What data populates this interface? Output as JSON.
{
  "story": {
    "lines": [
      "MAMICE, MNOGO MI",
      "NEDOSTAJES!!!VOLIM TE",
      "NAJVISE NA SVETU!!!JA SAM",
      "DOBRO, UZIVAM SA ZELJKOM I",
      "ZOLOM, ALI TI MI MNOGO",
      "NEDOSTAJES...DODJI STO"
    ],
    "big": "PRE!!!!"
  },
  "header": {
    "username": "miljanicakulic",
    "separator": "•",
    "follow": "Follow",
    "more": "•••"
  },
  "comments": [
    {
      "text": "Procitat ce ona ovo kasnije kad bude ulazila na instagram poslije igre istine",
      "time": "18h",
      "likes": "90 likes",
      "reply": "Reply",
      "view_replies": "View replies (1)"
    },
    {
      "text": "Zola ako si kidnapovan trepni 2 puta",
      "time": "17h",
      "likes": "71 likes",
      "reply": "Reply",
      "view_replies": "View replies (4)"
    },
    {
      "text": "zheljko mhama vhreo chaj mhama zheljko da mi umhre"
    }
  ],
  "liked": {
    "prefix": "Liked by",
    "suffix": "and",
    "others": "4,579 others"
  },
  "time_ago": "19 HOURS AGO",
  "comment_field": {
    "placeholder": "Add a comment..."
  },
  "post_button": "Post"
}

◆ ◆ ◆ ◆ ◆ ◆ ◆

STATED GOAL. Reproduce every record, matching each line exactly.

ANSWER TO THIS EXERCISE.
What data populates this interface? Output as JSON.
{
  "story": {
    "lines": [
      "MAMICE, MNOGO MI",
      "NEDOSTAJES!!!VOLIM TE",
      "NAJVISE NA SVETU!!!JA SAM",
      "DOBRO, UZIVAM SA ZELJKOM I",
      "ZOLOM, ALI TI MI MNOGO",
      "NEDOSTAJES...DODJI STO"
    ],
    "big": "PRE!!!!"
  },
  "header": {
    "username": "miljanicakulic",
    "separator": "•",
    "follow": "Follow",
    "more": "•••"
  },
  "comments": [
    {
      "text": "Procitat ce ona ovo kasnije kad bude ulazila na instagram poslije igre istine",
      "time": "18h",
      "likes": "90 likes",
      "reply": "Reply",
      "view_replies": "View replies (1)"
    },
    {
      "text": "Zola ako si kidnapovan trepni 2 puta",
      "time": "17h",
      "likes": "71 likes",
      "reply": "Reply",
      "view_replies": "View replies (4)"
    },
    {
      "text": "zheljko mhama vhreo chaj mhama zheljko da mi umhre"
    }
  ],
  "liked": {
    "prefix": "Liked by",
    "suffix": "and",
    "others": "4,579 others"
  },
  "time_ago": "19 HOURS AGO",
  "comment_field": {
    "placeholder": "Add a comment..."
  },
  "post_button": "Post"
}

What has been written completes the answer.